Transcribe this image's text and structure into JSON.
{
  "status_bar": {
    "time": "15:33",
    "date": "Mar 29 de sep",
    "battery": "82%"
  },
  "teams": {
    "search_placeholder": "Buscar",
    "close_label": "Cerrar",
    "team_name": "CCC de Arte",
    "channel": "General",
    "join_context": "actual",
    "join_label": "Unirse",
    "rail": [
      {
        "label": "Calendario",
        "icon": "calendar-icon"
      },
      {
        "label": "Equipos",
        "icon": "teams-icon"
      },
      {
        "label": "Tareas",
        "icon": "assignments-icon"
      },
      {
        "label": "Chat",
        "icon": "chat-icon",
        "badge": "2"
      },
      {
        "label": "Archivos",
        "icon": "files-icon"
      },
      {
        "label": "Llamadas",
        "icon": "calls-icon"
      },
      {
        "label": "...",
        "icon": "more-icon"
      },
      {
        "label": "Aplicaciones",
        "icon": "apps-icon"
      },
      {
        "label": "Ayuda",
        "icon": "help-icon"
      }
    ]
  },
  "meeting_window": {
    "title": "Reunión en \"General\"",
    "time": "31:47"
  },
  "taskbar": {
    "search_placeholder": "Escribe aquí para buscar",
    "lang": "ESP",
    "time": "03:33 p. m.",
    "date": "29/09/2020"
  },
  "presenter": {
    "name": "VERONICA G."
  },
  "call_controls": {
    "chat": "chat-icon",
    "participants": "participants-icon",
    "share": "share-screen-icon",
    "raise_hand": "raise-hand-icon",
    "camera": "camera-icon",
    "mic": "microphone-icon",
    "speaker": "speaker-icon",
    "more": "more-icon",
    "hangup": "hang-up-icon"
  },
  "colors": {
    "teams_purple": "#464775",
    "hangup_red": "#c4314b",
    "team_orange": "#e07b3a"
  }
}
==
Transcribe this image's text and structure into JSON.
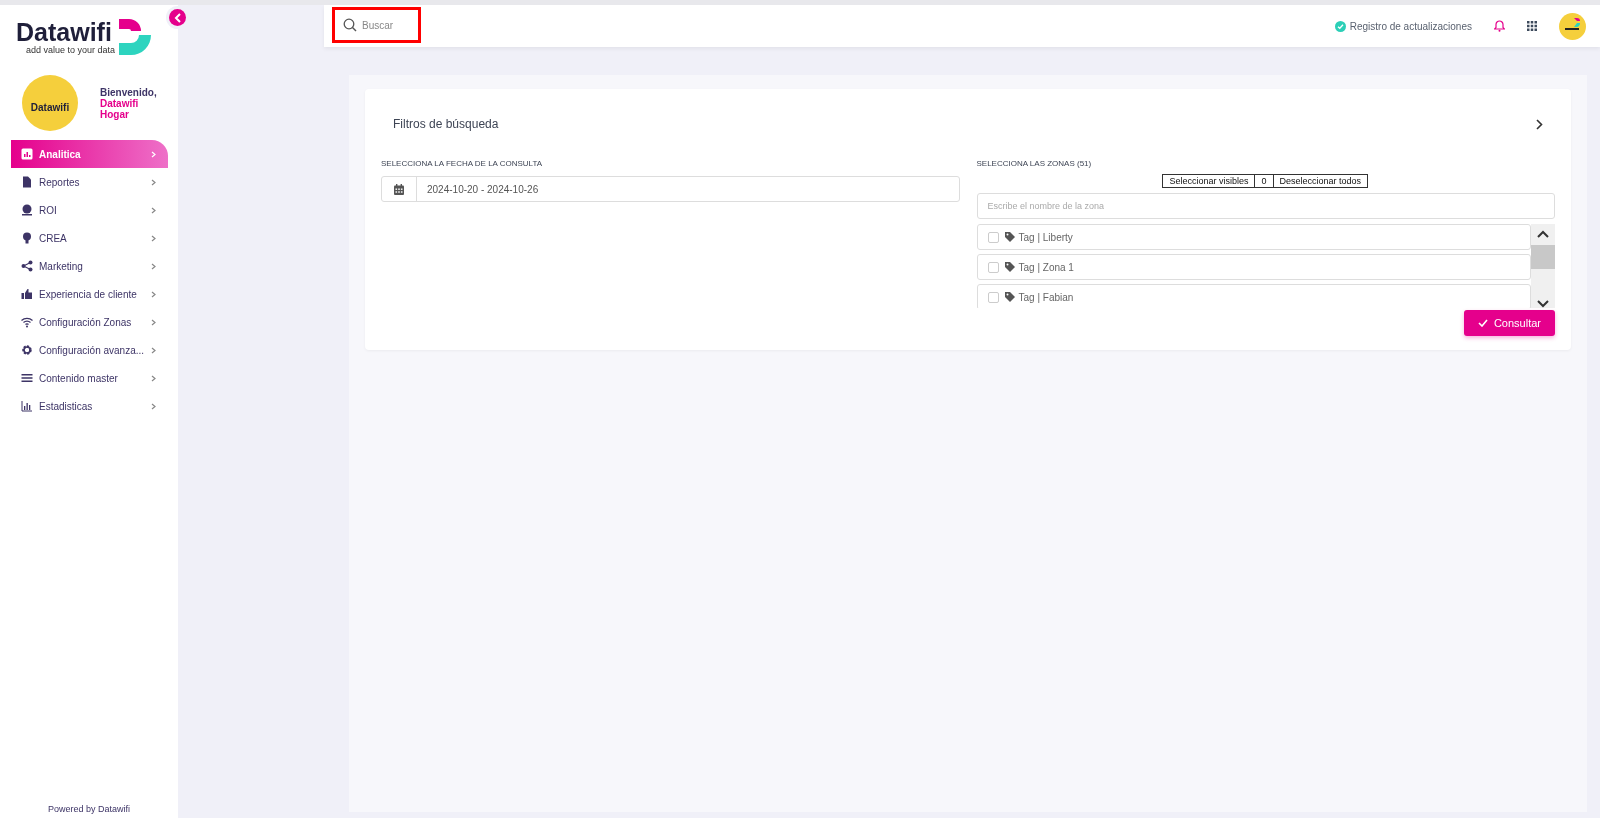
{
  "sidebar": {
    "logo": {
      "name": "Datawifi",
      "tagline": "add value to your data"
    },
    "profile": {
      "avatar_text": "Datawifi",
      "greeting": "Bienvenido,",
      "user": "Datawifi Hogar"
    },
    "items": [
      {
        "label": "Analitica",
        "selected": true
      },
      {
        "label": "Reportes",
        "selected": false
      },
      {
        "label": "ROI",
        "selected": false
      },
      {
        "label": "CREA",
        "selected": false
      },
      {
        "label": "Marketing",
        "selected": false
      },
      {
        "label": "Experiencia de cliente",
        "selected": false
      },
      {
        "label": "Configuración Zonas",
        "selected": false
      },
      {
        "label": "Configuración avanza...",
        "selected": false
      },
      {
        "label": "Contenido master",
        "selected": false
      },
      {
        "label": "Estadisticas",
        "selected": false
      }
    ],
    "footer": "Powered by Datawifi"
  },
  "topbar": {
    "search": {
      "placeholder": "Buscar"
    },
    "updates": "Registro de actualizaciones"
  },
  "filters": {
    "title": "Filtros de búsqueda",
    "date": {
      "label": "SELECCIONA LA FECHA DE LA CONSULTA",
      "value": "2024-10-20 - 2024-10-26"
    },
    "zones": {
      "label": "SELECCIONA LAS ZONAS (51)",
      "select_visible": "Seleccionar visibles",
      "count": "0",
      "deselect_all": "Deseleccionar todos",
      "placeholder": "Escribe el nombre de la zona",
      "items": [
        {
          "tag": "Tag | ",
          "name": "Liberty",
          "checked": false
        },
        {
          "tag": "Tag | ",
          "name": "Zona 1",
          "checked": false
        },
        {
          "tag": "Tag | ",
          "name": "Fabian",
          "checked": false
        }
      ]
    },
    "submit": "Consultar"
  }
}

TASK PROMPT :: Copy each line above that contains the word "General".

EXERCISE RESULT ::
    "channel": "General",
    "title": "Reunión en \"General\"",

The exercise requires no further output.